*Problem:* Identify the lines holding "with" and copy them.

*Raw data:*
----

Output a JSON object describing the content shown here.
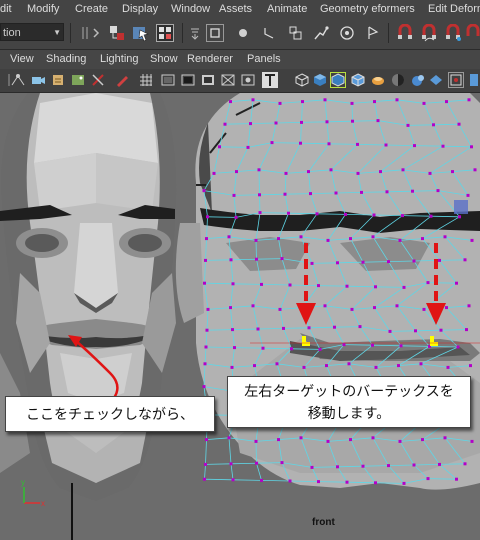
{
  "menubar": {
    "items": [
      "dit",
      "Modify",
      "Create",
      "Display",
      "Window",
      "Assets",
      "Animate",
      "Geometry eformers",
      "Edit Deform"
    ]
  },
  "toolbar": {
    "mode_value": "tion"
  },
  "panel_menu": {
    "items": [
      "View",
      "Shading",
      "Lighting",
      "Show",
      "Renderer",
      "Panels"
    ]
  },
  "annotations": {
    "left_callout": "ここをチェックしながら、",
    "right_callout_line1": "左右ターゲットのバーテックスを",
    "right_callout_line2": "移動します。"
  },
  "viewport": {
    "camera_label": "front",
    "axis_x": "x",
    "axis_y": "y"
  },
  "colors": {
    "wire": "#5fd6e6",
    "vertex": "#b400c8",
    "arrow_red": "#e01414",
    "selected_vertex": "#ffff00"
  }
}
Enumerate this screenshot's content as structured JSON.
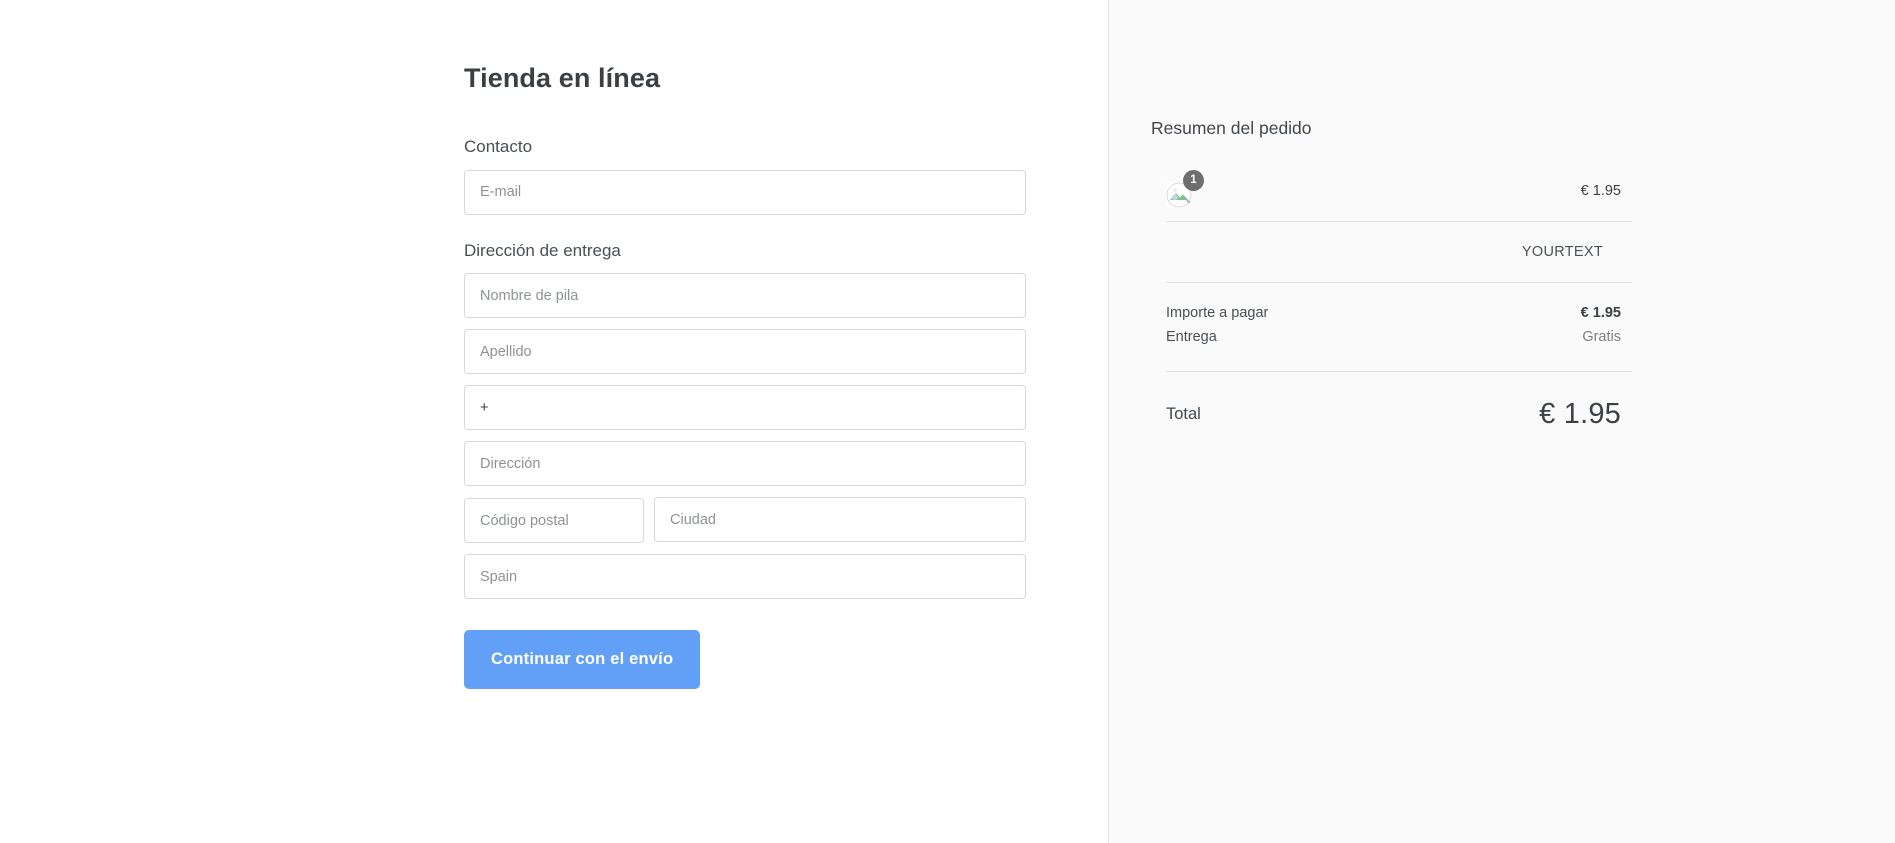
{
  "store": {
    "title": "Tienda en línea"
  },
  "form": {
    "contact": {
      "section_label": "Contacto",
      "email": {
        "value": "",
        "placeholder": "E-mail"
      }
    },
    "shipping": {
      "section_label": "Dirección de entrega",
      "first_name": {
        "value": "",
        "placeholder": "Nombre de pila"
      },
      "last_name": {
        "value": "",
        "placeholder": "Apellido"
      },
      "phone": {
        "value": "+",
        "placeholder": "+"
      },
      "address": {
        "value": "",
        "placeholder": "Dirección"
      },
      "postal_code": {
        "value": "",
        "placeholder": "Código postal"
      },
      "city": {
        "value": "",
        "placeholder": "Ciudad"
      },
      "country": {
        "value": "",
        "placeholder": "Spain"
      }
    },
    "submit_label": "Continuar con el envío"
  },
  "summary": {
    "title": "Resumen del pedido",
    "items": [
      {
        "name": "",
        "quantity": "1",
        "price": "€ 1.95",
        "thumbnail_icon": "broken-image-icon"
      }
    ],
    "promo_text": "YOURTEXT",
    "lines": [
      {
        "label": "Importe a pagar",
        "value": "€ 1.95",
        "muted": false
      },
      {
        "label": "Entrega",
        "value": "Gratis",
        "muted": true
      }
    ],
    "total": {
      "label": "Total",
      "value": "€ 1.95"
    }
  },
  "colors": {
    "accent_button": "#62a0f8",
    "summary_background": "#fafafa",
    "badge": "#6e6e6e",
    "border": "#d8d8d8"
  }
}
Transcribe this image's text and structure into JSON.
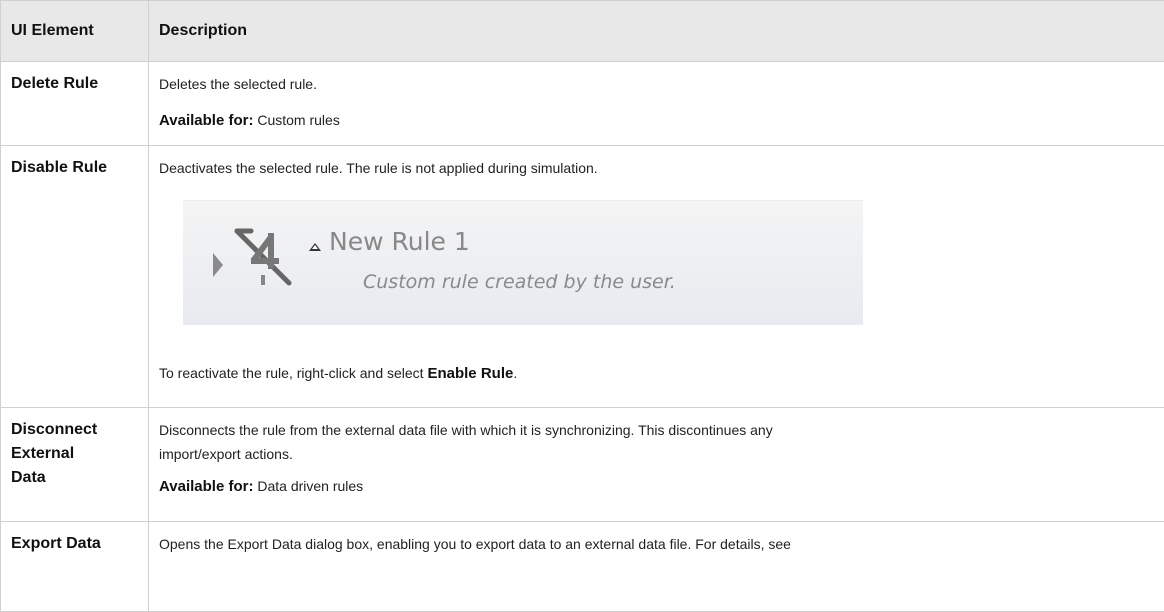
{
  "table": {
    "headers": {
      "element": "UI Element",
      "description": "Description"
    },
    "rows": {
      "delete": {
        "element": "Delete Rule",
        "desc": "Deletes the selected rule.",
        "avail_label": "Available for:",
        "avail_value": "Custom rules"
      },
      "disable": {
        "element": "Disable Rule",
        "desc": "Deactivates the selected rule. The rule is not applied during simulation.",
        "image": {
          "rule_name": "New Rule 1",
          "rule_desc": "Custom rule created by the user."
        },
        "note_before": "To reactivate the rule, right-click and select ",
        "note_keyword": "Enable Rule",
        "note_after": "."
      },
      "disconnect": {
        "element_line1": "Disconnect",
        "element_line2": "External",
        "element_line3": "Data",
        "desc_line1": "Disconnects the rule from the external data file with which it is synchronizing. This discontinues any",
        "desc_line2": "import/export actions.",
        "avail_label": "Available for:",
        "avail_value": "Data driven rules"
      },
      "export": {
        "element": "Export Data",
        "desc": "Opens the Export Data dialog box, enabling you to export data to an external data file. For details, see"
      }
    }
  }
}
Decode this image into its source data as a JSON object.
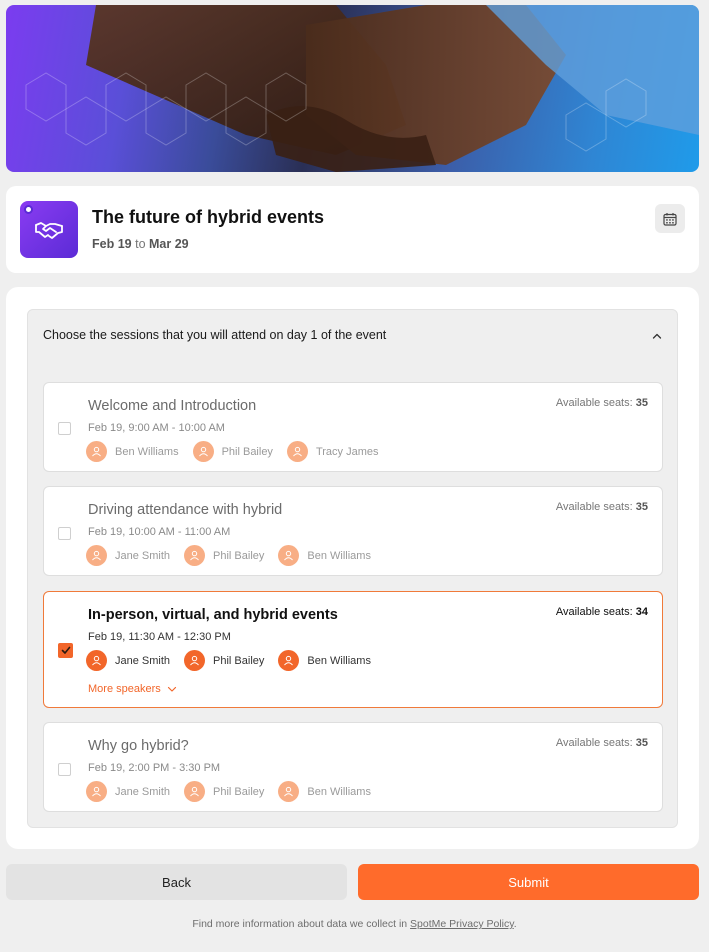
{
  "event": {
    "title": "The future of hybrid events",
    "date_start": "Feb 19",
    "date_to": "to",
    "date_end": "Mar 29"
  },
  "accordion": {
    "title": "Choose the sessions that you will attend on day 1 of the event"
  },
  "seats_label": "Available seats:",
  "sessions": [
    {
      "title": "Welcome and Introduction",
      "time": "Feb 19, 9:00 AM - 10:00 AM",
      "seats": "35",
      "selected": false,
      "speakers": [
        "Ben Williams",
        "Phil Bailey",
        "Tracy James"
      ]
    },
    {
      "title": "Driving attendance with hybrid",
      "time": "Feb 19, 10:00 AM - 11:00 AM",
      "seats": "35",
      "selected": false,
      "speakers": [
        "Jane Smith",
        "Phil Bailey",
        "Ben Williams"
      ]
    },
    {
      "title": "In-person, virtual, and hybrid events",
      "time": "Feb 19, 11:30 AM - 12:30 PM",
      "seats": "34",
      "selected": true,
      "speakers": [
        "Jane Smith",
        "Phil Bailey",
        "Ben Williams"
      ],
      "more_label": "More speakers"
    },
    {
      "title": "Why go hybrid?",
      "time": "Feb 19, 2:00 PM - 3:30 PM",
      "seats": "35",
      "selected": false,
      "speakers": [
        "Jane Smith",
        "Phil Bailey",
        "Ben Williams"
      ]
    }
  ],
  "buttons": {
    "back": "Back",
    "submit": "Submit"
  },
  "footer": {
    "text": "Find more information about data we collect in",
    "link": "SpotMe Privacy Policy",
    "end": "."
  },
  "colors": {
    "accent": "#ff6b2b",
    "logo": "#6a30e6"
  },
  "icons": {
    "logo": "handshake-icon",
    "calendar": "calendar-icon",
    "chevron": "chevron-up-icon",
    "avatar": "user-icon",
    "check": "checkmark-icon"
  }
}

----

*Complete output:*
        "desc_line1": "Disconnects the rule from the external data file with which it is synchronizing. This discontinues any",
      "title": "Driving attendance with hybrid",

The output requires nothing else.